*Written exercise*.
Find every line in the records that holds the string "type". Copy each one.
======== Data to process
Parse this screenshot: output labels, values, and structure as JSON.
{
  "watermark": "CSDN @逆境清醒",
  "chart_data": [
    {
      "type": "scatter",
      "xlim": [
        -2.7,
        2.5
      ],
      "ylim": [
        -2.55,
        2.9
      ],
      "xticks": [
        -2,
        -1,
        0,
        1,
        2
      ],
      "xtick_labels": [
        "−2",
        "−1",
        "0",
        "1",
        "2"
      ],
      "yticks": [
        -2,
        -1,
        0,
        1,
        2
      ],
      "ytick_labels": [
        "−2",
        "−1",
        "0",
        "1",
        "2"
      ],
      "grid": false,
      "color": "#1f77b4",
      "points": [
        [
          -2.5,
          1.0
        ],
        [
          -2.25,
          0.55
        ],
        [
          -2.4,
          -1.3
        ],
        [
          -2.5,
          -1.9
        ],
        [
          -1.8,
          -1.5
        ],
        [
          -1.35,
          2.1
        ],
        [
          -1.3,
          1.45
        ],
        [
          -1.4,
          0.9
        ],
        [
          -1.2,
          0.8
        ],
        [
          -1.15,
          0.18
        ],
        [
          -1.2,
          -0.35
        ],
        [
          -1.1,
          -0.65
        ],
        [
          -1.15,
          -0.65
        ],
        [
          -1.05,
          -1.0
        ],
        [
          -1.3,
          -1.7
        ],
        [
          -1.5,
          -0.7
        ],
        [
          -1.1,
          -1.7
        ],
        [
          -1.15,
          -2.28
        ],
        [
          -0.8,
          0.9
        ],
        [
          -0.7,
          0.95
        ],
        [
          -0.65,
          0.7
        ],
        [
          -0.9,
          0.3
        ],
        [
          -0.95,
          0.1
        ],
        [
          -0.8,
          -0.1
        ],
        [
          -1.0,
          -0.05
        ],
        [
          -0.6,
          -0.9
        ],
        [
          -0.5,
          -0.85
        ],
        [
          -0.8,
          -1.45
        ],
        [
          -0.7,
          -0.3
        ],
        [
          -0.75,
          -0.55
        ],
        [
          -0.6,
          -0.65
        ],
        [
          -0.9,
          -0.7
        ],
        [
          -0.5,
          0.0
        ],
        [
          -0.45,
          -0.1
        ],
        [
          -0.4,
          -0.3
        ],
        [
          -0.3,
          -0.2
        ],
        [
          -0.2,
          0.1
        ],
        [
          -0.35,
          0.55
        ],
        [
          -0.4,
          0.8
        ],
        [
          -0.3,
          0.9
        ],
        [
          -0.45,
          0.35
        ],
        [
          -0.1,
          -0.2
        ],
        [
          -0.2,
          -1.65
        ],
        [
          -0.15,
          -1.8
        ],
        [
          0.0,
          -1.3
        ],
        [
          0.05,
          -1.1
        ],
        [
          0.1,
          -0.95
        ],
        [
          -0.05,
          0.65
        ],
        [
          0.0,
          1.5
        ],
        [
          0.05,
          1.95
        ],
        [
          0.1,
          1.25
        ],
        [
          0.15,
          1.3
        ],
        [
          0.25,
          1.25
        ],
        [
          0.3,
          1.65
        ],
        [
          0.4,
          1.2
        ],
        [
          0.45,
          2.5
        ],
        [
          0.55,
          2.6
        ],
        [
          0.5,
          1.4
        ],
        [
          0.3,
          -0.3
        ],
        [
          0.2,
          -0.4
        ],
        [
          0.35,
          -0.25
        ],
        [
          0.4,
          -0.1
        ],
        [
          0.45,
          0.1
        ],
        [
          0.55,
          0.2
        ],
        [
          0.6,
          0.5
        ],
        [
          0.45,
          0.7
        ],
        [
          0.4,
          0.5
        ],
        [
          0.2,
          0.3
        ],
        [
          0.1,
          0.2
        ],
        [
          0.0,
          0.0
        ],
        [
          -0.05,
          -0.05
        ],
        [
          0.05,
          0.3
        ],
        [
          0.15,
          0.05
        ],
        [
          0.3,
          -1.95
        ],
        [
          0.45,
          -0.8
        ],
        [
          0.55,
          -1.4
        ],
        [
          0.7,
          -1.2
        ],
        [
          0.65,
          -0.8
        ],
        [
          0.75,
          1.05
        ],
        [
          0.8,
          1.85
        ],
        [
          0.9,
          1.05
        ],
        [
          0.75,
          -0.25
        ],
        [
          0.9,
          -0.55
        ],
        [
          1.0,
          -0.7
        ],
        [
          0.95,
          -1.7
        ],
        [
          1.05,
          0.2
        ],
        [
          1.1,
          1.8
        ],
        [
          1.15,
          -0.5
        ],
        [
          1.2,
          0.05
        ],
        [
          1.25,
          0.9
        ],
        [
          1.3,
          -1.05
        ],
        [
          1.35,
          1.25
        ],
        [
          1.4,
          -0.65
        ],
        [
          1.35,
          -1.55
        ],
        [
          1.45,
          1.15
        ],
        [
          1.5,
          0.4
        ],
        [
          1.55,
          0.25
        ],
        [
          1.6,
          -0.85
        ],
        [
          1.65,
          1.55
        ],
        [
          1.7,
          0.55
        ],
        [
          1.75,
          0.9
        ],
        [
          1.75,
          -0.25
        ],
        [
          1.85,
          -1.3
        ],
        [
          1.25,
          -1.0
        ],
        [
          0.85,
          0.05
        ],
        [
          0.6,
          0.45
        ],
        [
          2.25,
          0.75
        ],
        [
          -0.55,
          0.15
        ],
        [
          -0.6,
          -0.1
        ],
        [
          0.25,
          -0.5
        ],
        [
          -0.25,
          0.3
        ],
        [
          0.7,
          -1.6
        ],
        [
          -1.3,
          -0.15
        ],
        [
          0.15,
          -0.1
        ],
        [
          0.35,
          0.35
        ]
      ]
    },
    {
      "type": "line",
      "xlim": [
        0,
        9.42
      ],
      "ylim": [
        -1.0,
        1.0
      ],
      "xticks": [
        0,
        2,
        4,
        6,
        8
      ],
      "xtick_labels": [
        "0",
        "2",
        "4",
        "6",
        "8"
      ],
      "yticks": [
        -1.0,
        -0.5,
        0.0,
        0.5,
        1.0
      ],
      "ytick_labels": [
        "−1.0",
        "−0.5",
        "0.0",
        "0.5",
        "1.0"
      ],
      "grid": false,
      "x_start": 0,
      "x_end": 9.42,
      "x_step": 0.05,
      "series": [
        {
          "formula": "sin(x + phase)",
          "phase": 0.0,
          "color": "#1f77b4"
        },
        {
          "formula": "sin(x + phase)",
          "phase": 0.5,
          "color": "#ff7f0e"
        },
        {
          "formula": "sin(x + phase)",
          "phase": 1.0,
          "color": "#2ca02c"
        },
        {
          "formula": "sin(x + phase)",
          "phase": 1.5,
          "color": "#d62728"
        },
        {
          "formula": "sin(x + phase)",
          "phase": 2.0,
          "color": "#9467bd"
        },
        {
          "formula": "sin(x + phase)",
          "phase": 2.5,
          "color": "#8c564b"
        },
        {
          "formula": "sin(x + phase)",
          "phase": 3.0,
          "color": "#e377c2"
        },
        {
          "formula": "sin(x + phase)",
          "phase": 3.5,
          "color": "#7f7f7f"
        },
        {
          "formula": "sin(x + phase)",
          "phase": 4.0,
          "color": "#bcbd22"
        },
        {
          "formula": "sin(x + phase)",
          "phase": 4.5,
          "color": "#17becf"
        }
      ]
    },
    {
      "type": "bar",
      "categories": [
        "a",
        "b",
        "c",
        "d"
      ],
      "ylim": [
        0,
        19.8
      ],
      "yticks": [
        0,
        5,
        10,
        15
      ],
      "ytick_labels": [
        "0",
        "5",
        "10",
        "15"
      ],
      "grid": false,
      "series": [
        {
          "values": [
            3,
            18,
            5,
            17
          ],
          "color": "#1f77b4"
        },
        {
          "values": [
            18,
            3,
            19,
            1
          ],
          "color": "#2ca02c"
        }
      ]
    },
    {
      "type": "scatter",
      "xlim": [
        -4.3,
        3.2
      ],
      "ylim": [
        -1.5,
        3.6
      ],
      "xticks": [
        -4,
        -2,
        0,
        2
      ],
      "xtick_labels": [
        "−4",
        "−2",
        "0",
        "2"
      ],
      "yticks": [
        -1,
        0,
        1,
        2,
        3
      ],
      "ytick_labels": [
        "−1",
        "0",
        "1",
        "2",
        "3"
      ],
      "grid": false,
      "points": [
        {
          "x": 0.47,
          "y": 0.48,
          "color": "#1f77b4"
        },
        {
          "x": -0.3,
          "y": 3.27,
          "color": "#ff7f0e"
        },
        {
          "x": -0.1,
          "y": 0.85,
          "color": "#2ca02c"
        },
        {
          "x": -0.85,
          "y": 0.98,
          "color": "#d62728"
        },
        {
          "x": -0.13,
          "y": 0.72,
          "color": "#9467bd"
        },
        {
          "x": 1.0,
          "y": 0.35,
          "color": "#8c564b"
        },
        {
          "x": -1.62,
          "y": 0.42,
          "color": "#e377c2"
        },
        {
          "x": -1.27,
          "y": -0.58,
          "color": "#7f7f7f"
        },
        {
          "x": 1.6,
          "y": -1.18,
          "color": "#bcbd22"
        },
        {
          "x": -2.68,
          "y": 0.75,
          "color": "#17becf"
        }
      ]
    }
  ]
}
================
*Full solution*.
      "type": "scatter",
      "type": "line",
      "type": "bar",
      "type": "scatter",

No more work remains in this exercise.